REQUIRED WORK
What is the number of lines in these entries that include "Agreements"? Write that number and no other text.

────────────────────

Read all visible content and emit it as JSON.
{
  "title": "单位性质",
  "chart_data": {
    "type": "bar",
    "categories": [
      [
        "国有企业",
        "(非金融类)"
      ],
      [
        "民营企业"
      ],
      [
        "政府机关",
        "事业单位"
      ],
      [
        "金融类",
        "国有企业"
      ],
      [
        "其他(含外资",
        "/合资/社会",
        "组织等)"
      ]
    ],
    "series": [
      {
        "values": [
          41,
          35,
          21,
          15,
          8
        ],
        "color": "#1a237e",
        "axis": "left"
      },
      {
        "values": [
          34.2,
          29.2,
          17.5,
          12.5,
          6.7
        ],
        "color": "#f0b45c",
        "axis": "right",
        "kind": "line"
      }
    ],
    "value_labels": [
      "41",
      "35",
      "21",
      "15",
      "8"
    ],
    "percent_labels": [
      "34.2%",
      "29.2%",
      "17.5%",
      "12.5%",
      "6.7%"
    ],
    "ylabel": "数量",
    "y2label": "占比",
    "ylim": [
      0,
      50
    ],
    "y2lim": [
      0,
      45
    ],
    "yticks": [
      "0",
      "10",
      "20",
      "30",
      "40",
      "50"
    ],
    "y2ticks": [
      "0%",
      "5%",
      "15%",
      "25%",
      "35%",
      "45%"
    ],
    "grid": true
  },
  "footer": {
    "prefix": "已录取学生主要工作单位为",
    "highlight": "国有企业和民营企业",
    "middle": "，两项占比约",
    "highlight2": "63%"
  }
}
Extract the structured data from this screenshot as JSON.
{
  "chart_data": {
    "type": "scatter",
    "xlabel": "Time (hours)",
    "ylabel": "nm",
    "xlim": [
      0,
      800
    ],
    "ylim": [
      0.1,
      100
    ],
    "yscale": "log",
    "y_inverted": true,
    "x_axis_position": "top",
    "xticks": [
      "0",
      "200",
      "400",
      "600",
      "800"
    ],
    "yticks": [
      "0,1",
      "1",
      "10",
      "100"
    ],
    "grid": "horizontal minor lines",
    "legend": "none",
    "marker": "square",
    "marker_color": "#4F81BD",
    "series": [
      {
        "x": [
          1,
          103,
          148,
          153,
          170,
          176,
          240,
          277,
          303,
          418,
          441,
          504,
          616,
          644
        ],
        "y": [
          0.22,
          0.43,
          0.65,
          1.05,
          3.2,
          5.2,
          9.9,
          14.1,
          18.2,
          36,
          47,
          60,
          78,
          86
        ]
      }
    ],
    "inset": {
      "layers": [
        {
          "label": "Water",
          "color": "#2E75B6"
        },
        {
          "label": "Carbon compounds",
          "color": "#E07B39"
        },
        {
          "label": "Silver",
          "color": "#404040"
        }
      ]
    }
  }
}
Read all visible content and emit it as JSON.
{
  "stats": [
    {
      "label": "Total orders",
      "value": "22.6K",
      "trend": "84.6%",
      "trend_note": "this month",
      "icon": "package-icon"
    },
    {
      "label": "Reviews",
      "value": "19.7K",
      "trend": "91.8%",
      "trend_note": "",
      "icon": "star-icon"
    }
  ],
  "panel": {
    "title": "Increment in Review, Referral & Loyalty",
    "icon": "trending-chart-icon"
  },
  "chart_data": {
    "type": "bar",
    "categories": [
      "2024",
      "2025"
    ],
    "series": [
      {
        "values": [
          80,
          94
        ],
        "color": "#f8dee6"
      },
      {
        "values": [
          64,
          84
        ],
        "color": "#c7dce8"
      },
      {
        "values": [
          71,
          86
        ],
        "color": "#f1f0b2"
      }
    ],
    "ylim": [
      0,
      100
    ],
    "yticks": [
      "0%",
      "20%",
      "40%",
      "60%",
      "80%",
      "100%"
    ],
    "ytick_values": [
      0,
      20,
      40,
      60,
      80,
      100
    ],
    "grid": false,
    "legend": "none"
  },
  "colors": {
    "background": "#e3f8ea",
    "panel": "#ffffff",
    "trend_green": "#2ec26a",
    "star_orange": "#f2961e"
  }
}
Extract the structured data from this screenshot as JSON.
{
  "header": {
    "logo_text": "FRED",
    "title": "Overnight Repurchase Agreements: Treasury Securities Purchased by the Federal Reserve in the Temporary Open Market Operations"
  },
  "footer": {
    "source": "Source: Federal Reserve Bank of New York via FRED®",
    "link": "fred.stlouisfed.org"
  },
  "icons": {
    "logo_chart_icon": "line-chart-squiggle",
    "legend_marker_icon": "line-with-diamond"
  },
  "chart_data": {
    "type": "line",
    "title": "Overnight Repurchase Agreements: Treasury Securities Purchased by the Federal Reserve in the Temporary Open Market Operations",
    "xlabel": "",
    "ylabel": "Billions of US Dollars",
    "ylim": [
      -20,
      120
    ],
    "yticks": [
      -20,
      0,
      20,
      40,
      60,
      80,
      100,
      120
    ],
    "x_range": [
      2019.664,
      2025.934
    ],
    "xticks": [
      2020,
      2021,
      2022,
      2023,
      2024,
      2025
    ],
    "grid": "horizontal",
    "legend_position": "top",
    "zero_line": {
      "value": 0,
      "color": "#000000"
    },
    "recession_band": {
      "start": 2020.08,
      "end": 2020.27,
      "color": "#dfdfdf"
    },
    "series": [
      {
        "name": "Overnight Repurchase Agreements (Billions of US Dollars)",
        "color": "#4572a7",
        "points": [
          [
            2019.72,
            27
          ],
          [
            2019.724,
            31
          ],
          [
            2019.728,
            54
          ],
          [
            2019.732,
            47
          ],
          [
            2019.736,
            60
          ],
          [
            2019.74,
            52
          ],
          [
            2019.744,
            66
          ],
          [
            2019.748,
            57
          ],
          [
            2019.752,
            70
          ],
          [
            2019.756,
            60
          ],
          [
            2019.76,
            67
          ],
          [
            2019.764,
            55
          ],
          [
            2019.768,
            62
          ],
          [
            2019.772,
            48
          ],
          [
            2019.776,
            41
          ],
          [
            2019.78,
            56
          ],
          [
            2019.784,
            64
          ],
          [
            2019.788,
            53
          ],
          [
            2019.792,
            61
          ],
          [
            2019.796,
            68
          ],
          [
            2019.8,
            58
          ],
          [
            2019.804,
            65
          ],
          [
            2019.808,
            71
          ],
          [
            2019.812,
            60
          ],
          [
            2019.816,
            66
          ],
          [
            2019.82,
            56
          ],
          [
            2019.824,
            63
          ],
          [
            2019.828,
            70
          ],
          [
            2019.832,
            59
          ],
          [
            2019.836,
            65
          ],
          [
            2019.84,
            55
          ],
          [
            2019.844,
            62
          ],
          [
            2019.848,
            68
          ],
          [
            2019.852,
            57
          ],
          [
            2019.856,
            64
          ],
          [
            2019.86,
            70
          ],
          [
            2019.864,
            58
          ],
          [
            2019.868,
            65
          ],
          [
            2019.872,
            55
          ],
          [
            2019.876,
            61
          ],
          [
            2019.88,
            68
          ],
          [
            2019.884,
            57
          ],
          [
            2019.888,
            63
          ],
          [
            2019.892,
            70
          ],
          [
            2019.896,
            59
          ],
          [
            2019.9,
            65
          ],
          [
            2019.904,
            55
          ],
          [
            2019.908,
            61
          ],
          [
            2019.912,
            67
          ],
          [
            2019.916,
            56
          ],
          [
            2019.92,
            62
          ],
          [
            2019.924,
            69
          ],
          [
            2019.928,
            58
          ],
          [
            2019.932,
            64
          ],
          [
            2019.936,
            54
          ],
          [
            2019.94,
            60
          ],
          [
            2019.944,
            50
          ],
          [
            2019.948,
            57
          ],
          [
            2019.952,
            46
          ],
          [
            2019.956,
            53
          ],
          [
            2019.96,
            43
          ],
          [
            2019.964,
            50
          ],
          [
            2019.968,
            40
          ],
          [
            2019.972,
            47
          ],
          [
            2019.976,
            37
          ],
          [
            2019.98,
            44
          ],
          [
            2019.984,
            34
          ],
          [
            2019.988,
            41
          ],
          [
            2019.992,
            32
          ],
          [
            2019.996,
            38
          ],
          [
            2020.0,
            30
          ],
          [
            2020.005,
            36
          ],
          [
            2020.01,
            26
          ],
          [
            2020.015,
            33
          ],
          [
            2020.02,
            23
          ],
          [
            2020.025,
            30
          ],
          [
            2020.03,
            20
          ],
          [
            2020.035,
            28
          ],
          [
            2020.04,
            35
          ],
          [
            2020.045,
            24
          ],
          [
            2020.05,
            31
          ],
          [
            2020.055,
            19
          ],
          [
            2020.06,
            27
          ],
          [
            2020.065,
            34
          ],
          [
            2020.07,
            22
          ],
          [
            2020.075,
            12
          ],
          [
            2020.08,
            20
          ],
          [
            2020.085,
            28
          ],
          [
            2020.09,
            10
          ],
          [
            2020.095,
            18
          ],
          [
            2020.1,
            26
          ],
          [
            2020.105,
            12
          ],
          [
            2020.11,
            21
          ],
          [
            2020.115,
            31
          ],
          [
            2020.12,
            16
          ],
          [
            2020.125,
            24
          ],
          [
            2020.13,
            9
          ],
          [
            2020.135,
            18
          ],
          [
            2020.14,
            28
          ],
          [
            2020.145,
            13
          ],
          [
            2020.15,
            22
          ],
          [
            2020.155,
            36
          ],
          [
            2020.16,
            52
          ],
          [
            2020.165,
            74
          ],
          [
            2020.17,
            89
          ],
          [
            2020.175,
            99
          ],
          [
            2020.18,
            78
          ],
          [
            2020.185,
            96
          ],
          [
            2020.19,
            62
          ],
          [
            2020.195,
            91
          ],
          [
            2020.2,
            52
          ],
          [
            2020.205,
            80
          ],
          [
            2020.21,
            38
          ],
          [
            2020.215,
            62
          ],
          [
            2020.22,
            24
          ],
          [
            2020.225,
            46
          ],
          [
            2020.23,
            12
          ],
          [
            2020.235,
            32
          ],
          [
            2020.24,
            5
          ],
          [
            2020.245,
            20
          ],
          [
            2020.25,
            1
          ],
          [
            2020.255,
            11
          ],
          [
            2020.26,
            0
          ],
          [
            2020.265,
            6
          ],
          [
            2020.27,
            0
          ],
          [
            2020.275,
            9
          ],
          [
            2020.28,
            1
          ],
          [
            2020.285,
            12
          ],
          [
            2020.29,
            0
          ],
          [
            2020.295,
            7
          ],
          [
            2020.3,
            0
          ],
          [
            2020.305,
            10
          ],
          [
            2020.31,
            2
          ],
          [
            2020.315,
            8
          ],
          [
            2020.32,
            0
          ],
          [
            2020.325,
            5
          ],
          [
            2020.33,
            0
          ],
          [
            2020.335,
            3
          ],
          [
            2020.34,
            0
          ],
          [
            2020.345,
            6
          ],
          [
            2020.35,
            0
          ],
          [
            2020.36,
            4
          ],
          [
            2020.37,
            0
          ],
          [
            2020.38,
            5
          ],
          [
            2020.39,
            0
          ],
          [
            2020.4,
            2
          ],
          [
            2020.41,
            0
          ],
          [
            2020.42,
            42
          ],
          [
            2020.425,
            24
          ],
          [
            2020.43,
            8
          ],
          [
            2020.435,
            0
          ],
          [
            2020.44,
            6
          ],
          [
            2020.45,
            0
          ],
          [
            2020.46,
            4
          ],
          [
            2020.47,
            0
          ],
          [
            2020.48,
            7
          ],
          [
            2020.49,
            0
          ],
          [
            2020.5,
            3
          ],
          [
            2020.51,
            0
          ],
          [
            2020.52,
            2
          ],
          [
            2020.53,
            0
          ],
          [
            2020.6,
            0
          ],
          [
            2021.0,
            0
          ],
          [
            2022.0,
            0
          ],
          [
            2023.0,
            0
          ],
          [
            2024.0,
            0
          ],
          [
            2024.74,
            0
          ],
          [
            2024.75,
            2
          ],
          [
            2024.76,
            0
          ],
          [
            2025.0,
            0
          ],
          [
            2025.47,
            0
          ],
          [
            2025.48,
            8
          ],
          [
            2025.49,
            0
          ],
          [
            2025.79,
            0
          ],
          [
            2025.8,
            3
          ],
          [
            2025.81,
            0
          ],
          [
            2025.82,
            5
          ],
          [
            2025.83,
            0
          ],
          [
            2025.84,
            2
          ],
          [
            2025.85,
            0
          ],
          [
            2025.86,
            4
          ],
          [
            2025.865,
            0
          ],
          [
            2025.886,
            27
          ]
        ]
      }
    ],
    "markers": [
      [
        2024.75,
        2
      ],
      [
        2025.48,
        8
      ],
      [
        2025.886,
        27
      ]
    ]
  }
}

────────────────────

ANSWER FOR THIS EXERCISE
3